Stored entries
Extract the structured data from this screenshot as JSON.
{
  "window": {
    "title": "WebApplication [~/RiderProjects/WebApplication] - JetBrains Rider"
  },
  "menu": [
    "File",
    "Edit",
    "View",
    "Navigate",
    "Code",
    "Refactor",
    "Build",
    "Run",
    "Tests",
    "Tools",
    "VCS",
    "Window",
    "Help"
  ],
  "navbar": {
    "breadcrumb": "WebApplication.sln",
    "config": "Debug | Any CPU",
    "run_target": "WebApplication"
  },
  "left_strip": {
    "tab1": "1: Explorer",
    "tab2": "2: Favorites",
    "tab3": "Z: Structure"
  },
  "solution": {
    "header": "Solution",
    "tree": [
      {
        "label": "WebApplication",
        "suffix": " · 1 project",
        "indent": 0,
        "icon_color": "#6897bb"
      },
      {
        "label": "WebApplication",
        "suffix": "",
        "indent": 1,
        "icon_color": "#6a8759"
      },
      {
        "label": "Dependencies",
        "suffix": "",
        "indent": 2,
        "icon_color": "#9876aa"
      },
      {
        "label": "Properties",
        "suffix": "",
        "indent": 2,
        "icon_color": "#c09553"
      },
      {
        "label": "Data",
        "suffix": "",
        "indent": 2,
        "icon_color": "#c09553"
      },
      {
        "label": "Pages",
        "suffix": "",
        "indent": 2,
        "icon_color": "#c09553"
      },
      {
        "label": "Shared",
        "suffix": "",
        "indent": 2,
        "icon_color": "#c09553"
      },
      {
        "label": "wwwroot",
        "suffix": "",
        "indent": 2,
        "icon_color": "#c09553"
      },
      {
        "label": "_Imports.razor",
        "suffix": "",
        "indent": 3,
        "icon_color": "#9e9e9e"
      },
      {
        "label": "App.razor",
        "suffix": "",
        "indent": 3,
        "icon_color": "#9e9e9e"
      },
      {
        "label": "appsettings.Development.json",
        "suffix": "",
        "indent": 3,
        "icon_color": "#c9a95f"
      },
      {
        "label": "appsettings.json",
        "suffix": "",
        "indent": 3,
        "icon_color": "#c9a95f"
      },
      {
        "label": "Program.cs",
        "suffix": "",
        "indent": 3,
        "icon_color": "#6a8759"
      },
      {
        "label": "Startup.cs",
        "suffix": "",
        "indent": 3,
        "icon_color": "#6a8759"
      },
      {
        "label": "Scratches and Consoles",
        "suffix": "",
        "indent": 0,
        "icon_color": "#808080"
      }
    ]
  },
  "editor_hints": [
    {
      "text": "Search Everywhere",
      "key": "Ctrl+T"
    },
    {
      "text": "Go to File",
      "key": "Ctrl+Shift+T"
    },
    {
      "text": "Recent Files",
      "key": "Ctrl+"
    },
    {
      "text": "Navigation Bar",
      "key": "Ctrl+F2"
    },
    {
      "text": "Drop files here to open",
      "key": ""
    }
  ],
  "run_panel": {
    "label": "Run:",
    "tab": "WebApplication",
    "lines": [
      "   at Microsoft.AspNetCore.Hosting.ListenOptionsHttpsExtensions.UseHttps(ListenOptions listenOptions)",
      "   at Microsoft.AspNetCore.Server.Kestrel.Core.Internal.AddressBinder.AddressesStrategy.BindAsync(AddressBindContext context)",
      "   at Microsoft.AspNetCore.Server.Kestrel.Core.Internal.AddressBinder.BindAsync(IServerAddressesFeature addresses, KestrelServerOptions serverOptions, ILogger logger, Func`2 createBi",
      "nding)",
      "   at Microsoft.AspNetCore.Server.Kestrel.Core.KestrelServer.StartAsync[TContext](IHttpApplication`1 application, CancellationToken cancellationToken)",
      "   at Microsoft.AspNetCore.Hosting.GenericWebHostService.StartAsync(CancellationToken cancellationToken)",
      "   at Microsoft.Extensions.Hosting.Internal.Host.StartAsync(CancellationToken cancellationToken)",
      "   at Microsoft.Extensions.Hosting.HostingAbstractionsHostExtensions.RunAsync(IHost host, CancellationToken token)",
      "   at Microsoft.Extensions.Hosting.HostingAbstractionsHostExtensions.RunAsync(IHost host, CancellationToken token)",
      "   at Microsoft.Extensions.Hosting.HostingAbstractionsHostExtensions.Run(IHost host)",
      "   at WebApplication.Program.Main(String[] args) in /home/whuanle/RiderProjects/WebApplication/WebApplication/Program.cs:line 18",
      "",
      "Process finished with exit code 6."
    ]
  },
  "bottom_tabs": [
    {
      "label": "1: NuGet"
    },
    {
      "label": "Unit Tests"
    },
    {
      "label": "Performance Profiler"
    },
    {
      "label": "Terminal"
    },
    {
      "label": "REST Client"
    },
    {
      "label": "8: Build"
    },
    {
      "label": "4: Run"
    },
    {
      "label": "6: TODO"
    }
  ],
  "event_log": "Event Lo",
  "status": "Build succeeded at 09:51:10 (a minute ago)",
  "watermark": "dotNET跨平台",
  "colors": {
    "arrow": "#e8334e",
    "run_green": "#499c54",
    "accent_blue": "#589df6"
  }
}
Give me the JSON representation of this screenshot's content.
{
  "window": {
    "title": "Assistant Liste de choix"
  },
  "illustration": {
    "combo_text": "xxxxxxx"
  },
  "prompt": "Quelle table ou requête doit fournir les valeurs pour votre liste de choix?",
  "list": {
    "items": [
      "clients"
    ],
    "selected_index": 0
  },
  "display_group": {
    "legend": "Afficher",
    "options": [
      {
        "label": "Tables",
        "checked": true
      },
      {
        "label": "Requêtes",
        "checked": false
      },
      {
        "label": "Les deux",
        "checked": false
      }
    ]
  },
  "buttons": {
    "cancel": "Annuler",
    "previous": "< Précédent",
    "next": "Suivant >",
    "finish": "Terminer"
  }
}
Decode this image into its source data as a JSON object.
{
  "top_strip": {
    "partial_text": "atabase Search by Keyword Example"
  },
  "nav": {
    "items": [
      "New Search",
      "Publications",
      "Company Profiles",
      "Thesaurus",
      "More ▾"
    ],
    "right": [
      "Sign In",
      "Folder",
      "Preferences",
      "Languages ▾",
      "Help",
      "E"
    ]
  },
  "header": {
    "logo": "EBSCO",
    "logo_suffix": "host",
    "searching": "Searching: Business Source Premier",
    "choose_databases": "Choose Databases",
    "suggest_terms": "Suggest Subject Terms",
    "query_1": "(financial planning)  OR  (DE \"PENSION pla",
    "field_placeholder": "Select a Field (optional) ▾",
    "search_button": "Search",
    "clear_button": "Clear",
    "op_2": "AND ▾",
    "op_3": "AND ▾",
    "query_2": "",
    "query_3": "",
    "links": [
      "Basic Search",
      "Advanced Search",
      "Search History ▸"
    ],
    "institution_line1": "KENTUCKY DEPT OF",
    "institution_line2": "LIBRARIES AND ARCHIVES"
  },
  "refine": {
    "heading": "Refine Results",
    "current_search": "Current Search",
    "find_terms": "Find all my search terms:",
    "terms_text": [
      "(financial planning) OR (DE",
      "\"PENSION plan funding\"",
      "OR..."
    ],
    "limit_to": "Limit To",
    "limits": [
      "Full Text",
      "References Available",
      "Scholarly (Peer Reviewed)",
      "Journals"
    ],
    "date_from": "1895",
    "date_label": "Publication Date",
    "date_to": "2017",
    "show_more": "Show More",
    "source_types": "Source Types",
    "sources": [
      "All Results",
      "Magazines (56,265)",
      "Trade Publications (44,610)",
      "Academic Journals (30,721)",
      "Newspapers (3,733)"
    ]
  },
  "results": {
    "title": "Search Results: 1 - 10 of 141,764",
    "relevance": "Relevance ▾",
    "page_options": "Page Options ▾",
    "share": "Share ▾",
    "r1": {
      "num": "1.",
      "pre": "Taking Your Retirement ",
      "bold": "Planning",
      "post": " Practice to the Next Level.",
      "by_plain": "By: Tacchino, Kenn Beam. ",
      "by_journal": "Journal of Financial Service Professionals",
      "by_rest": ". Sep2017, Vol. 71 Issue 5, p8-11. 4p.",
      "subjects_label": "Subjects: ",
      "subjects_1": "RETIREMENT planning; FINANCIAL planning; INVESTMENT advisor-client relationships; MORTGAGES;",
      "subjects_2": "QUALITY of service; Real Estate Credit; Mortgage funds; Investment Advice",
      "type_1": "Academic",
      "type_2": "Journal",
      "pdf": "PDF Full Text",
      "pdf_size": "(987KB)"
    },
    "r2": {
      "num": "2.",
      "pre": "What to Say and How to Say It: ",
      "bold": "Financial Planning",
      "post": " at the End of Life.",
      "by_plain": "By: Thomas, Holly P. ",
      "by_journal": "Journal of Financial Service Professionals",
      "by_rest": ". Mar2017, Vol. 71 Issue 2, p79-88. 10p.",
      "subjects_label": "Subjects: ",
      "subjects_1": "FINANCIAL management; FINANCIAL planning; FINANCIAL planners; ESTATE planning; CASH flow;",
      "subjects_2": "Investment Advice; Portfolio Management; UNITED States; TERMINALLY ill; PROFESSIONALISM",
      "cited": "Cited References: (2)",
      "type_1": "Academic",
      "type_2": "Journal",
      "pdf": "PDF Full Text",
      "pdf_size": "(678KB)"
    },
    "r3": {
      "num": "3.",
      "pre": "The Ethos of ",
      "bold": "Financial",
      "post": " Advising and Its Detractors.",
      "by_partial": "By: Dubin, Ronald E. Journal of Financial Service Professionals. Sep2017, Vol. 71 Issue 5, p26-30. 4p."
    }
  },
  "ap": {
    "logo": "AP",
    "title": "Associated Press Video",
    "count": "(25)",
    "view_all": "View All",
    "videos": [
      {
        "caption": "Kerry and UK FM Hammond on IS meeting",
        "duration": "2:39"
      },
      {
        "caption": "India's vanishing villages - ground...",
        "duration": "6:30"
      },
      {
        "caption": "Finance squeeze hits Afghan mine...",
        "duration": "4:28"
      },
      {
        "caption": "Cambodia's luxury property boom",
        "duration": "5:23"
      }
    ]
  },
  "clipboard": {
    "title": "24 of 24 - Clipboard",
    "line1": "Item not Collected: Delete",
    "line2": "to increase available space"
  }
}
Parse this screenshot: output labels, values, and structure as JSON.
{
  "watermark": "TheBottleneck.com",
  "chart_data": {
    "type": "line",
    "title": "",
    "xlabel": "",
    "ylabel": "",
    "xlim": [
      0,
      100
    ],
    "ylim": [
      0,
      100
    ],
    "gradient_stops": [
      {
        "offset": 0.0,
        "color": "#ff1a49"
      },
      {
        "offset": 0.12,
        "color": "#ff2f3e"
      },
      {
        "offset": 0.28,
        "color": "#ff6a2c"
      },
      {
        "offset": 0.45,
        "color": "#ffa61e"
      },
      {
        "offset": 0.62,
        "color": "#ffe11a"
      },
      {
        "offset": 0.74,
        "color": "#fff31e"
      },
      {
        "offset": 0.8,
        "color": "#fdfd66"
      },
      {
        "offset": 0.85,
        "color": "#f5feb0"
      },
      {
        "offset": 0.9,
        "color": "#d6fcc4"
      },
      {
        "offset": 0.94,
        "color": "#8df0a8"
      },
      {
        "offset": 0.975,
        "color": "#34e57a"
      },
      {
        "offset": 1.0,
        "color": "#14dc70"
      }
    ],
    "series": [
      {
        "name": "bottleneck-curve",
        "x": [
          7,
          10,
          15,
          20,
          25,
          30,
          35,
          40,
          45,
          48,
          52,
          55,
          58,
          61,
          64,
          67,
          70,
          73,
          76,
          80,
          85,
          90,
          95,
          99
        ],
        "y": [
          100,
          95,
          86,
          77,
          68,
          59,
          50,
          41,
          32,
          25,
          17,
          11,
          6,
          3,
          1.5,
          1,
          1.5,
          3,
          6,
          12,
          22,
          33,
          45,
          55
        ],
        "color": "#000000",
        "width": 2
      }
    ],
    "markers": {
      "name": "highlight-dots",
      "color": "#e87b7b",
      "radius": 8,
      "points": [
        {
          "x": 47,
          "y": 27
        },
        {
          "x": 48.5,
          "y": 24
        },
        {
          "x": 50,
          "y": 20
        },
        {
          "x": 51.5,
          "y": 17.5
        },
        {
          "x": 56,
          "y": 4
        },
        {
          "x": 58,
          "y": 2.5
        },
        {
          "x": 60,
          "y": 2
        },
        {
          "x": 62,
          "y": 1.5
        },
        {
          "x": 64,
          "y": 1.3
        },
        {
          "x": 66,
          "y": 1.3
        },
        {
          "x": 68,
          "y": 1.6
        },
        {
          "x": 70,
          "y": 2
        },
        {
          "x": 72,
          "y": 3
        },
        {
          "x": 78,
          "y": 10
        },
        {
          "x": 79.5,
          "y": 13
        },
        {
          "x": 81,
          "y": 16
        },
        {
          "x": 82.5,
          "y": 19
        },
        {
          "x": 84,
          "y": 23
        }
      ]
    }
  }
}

* **INSTRUCTION**
Extract each line from the listing that holds the word "WebApplication".

* **THE REPLY**
    "title": "WebApplication [~/RiderProjects/WebApplication] - JetBrains Rider"
    "breadcrumb": "WebApplication.sln",
    "run_target": "WebApplication"
        "label": "WebApplication",
        "label": "WebApplication",
    "tab": "WebApplication",
      "   at WebApplication.Program.Main(String[] args) in /home/whuanle/RiderProjects/WebApplication/WebApplication/Program.cs:line 18",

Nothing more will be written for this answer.